▶ _Material for this task_:
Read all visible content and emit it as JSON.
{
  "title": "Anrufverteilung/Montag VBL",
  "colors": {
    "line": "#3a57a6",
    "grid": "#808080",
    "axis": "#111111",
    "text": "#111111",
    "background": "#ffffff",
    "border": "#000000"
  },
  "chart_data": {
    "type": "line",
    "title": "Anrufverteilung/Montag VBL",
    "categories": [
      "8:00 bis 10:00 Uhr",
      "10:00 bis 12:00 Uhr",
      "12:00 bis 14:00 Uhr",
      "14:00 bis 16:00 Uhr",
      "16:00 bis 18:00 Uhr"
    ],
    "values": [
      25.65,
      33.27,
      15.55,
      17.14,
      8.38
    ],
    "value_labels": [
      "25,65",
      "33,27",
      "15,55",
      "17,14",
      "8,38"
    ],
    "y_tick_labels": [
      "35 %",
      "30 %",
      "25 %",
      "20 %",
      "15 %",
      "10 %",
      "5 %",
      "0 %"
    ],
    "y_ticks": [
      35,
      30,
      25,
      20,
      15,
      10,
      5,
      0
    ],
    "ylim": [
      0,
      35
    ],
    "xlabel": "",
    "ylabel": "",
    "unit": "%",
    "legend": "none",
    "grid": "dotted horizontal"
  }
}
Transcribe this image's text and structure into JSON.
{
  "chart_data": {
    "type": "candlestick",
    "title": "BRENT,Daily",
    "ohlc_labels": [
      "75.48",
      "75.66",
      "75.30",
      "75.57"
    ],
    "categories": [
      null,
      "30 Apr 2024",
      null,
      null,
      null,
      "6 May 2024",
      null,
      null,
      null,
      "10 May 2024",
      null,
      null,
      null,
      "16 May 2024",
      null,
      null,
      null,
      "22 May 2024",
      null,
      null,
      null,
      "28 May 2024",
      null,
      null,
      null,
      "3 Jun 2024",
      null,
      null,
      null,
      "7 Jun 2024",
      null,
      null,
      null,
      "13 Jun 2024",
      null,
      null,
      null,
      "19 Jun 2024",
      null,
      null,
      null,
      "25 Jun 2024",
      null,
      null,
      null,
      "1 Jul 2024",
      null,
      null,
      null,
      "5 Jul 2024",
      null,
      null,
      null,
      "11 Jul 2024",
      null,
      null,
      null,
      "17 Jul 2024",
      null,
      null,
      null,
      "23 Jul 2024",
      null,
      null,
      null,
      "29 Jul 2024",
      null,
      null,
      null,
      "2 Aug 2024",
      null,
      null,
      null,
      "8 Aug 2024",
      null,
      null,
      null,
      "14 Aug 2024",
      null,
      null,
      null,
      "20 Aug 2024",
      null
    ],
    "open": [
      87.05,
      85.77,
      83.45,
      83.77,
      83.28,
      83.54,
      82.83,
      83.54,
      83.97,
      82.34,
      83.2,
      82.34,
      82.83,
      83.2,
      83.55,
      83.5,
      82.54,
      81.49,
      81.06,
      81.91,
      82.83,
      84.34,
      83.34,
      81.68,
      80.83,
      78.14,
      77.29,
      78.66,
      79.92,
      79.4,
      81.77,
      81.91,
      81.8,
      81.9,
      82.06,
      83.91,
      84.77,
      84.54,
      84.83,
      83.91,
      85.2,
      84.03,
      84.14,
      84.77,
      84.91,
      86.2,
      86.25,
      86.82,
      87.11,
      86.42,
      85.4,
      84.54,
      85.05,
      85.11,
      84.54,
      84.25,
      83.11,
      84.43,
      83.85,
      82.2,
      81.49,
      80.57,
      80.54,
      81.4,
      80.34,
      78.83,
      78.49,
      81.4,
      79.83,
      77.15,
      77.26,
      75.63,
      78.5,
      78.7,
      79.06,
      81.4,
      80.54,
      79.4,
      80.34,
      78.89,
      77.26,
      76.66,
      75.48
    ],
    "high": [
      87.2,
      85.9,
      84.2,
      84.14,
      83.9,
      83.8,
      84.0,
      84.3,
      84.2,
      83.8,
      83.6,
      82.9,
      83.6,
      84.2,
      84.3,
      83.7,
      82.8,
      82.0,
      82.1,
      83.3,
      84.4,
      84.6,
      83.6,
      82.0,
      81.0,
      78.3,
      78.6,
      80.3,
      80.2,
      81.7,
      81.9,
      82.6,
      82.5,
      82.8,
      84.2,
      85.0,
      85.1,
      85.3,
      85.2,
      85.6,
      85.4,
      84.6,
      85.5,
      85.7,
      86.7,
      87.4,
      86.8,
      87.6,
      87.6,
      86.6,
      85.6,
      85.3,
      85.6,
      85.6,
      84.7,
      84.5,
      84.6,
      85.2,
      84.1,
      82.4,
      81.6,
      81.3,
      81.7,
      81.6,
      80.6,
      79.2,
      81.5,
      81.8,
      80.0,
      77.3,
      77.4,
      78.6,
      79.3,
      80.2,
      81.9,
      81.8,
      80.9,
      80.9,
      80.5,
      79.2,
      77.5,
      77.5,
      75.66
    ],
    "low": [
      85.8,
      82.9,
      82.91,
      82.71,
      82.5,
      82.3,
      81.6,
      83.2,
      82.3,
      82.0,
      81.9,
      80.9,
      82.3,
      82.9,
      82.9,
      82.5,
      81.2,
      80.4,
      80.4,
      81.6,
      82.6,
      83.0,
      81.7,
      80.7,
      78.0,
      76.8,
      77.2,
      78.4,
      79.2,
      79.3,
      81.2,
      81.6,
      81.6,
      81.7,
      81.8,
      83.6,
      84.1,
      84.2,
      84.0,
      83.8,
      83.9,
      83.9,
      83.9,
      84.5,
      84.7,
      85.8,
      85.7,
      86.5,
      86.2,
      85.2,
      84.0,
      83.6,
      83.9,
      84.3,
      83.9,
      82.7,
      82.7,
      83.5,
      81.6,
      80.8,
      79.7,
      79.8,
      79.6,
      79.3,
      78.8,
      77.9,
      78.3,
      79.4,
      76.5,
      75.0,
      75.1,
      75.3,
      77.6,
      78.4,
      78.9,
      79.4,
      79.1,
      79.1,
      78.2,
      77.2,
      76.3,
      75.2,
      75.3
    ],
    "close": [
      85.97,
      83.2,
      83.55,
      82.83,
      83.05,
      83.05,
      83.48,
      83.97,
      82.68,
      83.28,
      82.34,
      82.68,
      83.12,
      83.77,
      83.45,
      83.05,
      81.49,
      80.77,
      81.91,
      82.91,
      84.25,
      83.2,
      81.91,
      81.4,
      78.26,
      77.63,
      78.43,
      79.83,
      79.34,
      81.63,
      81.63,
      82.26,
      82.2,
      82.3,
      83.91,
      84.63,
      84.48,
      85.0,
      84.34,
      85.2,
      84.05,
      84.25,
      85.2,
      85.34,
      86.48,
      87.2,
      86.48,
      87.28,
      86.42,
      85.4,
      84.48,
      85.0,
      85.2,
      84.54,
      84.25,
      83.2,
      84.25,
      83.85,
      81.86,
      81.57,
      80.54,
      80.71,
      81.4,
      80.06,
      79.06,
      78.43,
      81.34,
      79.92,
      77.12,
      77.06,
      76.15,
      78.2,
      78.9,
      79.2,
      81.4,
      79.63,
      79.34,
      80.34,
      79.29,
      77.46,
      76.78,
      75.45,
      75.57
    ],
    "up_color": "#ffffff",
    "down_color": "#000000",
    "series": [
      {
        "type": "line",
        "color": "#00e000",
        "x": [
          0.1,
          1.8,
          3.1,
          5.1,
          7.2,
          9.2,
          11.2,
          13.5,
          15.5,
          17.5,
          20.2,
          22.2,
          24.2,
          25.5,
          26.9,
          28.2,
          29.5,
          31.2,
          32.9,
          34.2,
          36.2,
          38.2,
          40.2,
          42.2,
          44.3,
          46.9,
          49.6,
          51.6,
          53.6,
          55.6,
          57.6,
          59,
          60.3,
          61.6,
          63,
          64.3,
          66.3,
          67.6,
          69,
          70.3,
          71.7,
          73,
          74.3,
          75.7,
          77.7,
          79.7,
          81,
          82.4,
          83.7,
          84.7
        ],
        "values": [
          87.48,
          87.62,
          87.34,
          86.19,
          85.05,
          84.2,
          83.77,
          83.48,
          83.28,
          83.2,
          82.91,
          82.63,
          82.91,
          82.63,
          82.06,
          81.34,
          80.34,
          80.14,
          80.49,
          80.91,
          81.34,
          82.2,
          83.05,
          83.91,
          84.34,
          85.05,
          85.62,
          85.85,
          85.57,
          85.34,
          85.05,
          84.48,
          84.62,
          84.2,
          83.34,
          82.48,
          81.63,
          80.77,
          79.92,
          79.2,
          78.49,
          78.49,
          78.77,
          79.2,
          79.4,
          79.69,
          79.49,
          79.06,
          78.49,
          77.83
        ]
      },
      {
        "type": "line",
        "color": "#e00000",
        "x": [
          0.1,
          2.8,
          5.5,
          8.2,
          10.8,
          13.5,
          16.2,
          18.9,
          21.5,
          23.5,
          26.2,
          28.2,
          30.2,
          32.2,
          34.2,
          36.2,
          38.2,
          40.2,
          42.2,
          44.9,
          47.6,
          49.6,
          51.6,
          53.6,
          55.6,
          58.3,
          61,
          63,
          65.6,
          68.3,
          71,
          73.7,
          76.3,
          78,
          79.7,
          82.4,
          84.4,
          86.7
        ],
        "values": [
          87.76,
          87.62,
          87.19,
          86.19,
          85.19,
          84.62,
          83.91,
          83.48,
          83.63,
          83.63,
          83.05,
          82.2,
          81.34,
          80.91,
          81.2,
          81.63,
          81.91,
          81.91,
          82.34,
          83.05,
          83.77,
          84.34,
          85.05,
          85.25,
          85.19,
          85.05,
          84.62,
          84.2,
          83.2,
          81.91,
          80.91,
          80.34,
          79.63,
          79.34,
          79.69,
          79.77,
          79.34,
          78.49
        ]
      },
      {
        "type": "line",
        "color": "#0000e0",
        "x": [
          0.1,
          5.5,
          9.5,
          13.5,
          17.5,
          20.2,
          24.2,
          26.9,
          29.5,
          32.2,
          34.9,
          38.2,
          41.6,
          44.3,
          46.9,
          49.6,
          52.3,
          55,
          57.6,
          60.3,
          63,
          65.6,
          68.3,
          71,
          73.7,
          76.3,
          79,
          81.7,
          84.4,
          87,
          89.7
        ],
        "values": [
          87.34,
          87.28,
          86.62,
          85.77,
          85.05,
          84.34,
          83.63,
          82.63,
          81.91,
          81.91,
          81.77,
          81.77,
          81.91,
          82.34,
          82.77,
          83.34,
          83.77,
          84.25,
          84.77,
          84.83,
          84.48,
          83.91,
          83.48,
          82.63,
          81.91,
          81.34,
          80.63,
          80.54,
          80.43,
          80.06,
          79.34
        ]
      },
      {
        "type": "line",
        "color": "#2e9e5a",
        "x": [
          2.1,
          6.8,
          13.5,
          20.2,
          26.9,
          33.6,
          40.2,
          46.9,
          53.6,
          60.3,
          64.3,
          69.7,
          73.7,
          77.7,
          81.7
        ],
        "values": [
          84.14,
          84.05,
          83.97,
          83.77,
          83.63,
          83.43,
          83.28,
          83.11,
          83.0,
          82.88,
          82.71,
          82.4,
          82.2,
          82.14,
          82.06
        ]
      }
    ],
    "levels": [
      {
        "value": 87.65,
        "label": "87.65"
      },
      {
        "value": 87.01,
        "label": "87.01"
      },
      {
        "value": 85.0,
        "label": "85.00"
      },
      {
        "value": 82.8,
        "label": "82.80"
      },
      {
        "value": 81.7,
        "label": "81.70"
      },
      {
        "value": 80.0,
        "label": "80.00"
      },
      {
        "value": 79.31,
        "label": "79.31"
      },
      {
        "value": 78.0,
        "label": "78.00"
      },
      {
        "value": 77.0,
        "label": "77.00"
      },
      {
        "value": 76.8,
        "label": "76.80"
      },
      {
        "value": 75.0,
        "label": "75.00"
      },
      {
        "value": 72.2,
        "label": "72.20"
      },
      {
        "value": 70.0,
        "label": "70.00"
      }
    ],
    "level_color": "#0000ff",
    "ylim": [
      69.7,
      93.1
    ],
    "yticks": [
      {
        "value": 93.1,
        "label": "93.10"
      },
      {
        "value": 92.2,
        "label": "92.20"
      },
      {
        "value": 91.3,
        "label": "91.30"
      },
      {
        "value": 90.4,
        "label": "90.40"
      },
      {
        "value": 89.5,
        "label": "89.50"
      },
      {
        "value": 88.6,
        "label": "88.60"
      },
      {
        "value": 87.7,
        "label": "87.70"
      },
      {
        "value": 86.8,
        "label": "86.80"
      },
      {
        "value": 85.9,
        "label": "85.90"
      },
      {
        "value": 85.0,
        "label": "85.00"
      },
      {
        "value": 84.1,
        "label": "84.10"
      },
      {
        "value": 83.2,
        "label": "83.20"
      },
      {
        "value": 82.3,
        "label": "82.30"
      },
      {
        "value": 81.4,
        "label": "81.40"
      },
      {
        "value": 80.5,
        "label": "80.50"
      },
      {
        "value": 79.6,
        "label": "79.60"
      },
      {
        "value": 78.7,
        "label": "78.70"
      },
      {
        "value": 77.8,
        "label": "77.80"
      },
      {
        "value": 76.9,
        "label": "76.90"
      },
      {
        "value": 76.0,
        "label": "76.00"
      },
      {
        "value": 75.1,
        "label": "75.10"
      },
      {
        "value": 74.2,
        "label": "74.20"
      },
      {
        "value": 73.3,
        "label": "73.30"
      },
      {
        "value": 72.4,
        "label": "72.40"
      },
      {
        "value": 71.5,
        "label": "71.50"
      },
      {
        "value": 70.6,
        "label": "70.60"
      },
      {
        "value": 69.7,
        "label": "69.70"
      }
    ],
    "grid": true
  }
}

▶ _What needs to be done_:
Report back each line of the entries that holds the string "JSON".

▶ _Answer for this exercise_:
Read all visible content and emit it as JSON.
Transcribe this image's text and structure into JSON.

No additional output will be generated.